**Exercise:**
Every entry here needs to be repeated exactly.

□ □ □ □ □

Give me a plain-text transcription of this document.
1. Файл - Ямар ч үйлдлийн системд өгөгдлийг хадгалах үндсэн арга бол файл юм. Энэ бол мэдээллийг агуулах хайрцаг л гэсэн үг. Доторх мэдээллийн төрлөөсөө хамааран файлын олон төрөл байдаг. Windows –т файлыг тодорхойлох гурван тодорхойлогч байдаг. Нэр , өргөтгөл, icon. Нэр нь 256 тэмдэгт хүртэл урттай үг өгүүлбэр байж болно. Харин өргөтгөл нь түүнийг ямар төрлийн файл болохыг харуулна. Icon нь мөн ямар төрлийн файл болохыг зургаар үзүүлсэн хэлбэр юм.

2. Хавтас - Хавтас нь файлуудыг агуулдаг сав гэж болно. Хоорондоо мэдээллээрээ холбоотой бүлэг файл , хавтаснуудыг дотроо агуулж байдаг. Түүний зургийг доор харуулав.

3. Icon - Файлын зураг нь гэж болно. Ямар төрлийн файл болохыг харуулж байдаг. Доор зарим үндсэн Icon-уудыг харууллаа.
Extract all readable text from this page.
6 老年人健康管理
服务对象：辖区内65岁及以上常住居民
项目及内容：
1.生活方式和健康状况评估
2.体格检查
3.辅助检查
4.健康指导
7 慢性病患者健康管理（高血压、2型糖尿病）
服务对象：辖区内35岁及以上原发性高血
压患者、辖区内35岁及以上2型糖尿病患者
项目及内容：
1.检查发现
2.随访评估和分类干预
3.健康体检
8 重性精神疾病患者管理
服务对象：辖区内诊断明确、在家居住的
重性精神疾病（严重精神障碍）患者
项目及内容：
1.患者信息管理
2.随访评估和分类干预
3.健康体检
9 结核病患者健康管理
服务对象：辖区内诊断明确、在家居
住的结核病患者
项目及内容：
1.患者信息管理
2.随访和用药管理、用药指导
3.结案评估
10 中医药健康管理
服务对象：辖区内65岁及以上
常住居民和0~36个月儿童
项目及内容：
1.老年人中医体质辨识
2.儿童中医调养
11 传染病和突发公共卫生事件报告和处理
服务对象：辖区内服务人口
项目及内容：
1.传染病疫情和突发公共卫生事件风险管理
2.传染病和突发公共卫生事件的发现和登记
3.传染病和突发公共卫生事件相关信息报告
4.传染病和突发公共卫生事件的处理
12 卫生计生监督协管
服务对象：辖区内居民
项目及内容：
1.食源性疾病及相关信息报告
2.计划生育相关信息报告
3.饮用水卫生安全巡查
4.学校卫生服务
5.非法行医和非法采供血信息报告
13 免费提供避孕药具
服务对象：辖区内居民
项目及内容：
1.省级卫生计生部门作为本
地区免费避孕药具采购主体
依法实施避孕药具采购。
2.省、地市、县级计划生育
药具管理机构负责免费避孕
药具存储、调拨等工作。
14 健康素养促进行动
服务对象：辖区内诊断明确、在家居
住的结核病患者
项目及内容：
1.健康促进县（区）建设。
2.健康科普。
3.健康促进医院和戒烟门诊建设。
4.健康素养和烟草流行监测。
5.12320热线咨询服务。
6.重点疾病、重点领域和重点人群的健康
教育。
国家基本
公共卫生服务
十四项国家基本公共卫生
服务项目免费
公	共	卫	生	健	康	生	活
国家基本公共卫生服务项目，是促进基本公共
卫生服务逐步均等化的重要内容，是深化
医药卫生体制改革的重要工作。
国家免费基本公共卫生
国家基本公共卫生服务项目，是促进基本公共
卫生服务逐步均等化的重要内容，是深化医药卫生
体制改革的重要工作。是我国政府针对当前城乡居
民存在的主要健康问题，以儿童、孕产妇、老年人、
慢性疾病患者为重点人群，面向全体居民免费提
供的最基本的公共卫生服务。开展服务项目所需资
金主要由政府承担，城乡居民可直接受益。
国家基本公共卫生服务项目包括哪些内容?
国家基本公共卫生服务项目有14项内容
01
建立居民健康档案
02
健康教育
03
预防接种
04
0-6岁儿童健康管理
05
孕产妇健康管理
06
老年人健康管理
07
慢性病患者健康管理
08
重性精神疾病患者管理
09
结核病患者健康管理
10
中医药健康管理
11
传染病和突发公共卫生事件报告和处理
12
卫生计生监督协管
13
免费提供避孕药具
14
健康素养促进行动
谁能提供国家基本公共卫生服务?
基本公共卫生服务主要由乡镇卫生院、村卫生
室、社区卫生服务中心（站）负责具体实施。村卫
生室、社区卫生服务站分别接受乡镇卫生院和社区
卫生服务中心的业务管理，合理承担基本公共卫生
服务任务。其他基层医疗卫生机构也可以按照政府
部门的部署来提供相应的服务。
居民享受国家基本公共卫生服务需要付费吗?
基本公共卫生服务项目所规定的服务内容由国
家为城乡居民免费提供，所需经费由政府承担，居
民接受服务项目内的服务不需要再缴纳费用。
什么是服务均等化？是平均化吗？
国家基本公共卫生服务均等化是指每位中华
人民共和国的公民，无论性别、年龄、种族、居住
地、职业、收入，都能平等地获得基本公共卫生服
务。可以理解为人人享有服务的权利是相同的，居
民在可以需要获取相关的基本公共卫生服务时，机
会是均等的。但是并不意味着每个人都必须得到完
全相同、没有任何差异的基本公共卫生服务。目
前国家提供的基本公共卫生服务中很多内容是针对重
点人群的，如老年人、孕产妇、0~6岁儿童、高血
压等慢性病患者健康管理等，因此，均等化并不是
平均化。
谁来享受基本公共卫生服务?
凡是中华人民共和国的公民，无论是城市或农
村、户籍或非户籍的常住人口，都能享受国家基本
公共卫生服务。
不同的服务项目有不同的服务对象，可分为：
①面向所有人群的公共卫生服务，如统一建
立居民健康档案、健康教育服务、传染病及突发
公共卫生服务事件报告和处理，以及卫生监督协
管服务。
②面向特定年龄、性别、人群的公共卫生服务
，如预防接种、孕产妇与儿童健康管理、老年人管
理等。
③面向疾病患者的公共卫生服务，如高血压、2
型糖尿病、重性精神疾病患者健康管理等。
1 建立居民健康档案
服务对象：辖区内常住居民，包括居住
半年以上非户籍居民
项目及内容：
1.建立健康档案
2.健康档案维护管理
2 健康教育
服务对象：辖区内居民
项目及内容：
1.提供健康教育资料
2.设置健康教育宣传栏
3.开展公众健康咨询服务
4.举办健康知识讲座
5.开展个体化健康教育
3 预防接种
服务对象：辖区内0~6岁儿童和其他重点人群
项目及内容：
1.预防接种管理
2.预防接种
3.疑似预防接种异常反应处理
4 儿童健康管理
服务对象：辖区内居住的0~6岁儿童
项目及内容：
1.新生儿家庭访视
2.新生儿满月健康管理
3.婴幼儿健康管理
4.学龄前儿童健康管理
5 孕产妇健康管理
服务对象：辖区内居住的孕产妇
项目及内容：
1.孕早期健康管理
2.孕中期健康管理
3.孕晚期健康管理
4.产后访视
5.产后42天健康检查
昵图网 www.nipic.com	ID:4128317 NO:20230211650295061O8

□ □ □ □ □

**Solution below:**
Give me a plain-text transcription of this document.
1. Файл - Ямар ч үйлдлийн системд өгөгдлийг хадгалах үндсэн арга бол файл юм. Энэ бол мэдээллийг агуулах хайрцаг л гэсэн үг. Доторх мэдээллийн төрлөөсөө хамааран файлын олон төрөл байдаг. Windows –т файлыг тодорхойлох гурван тодорхойлогч байдаг. Нэр , өргөтгөл, icon. Нэр нь 256 тэмдэгт хүртэл урттай үг өгүүлбэр байж болно. Харин өргөтгөл нь түүнийг ямар төрлийн файл болохыг харуулна. Icon нь мөн ямар төрлийн файл болохыг зургаар үзүүлсэн хэлбэр юм.

2. Хавтас - Хавтас нь файлуудыг агуулдаг сав гэж болно. Хоорондоо мэдээллээрээ холбоотой бүлэг файл , хавтаснуудыг дотроо агуулж байдаг. Түүний зургийг доор харуулав.

3. Icon - Файлын зураг нь гэж болно. Ямар төрлийн файл болохыг харуулж байдаг. Доор зарим үндсэн Icon-уудыг харууллаа.
Extract all readable text from this page.
6 老年人健康管理
服务对象：辖区内65岁及以上常住居民
项目及内容：
1.生活方式和健康状况评估
2.体格检查
3.辅助检查
4.健康指导
7 慢性病患者健康管理（高血压、2型糖尿病）
服务对象：辖区内35岁及以上原发性高血
压患者、辖区内35岁及以上2型糖尿病患者
项目及内容：
1.检查发现
2.随访评估和分类干预
3.健康体检
8 重性精神疾病患者管理
服务对象：辖区内诊断明确、在家居住的
重性精神疾病（严重精神障碍）患者
项目及内容：
1.患者信息管理
2.随访评估和分类干预
3.健康体检
9 结核病患者健康管理
服务对象：辖区内诊断明确、在家居
住的结核病患者
项目及内容：
1.患者信息管理
2.随访和用药管理、用药指导
3.结案评估
10 中医药健康管理
服务对象：辖区内65岁及以上
常住居民和0~36个月儿童
项目及内容：
1.老年人中医体质辨识
2.儿童中医调养
11 传染病和突发公共卫生事件报告和处理
服务对象：辖区内服务人口
项目及内容：
1.传染病疫情和突发公共卫生事件风险管理
2.传染病和突发公共卫生事件的发现和登记
3.传染病和突发公共卫生事件相关信息报告
4.传染病和突发公共卫生事件的处理
12 卫生计生监督协管
服务对象：辖区内居民
项目及内容：
1.食源性疾病及相关信息报告
2.计划生育相关信息报告
3.饮用水卫生安全巡查
4.学校卫生服务
5.非法行医和非法采供血信息报告
13 免费提供避孕药具
服务对象：辖区内居民
项目及内容：
1.省级卫生计生部门作为本
地区免费避孕药具采购主体
依法实施避孕药具采购。
2.省、地市、县级计划生育
药具管理机构负责免费避孕
药具存储、调拨等工作。
14 健康素养促进行动
服务对象：辖区内诊断明确、在家居
住的结核病患者
项目及内容：
1.健康促进县（区）建设。
2.健康科普。
3.健康促进医院和戒烟门诊建设。
4.健康素养和烟草流行监测。
5.12320热线咨询服务。
6.重点疾病、重点领域和重点人群的健康
教育。
国家基本
公共卫生服务
十四项国家基本公共卫生
服务项目免费
公	共	卫	生	健	康	生	活
国家基本公共卫生服务项目，是促进基本公共
卫生服务逐步均等化的重要内容，是深化
医药卫生体制改革的重要工作。
国家免费基本公共卫生
国家基本公共卫生服务项目，是促进基本公共
卫生服务逐步均等化的重要内容，是深化医药卫生
体制改革的重要工作。是我国政府针对当前城乡居
民存在的主要健康问题，以儿童、孕产妇、老年人、
慢性疾病患者为重点人群，面向全体居民免费提
供的最基本的公共卫生服务。开展服务项目所需资
金主要由政府承担，城乡居民可直接受益。
国家基本公共卫生服务项目包括哪些内容?
国家基本公共卫生服务项目有14项内容
01
建立居民健康档案
02
健康教育
03
预防接种
04
0-6岁儿童健康管理
05
孕产妇健康管理
06
老年人健康管理
07
慢性病患者健康管理
08
重性精神疾病患者管理
09
结核病患者健康管理
10
中医药健康管理
11
传染病和突发公共卫生事件报告和处理
12
卫生计生监督协管
13
免费提供避孕药具
14
健康素养促进行动
谁能提供国家基本公共卫生服务?
基本公共卫生服务主要由乡镇卫生院、村卫生
室、社区卫生服务中心（站）负责具体实施。村卫
生室、社区卫生服务站分别接受乡镇卫生院和社区
卫生服务中心的业务管理，合理承担基本公共卫生
服务任务。其他基层医疗卫生机构也可以按照政府
部门的部署来提供相应的服务。
居民享受国家基本公共卫生服务需要付费吗?
基本公共卫生服务项目所规定的服务内容由国
家为城乡居民免费提供，所需经费由政府承担，居
民接受服务项目内的服务不需要再缴纳费用。
什么是服务均等化？是平均化吗？
国家基本公共卫生服务均等化是指每位中华
人民共和国的公民，无论性别、年龄、种族、居住
地、职业、收入，都能平等地获得基本公共卫生服
务。可以理解为人人享有服务的权利是相同的，居
民在可以需要获取相关的基本公共卫生服务时，机
会是均等的。但是并不意味着每个人都必须得到完
全相同、没有任何差异的基本公共卫生服务。目
前国家提供的基本公共卫生服务中很多内容是针对重
点人群的，如老年人、孕产妇、0~6岁儿童、高血
压等慢性病患者健康管理等，因此，均等化并不是
平均化。
谁来享受基本公共卫生服务?
凡是中华人民共和国的公民，无论是城市或农
村、户籍或非户籍的常住人口，都能享受国家基本
公共卫生服务。
不同的服务项目有不同的服务对象，可分为：
①面向所有人群的公共卫生服务，如统一建
立居民健康档案、健康教育服务、传染病及突发
公共卫生服务事件报告和处理，以及卫生监督协
管服务。
②面向特定年龄、性别、人群的公共卫生服务
，如预防接种、孕产妇与儿童健康管理、老年人管
理等。
③面向疾病患者的公共卫生服务，如高血压、2
型糖尿病、重性精神疾病患者健康管理等。
1 建立居民健康档案
服务对象：辖区内常住居民，包括居住
半年以上非户籍居民
项目及内容：
1.建立健康档案
2.健康档案维护管理
2 健康教育
服务对象：辖区内居民
项目及内容：
1.提供健康教育资料
2.设置健康教育宣传栏
3.开展公众健康咨询服务
4.举办健康知识讲座
5.开展个体化健康教育
3 预防接种
服务对象：辖区内0~6岁儿童和其他重点人群
项目及内容：
1.预防接种管理
2.预防接种
3.疑似预防接种异常反应处理
4 儿童健康管理
服务对象：辖区内居住的0~6岁儿童
项目及内容：
1.新生儿家庭访视
2.新生儿满月健康管理
3.婴幼儿健康管理
4.学龄前儿童健康管理
5 孕产妇健康管理
服务对象：辖区内居住的孕产妇
项目及内容：
1.孕早期健康管理
2.孕中期健康管理
3.孕晚期健康管理
4.产后访视
5.产后42天健康检查
昵图网 www.nipic.com	ID:4128317 NO:20230211650295061O8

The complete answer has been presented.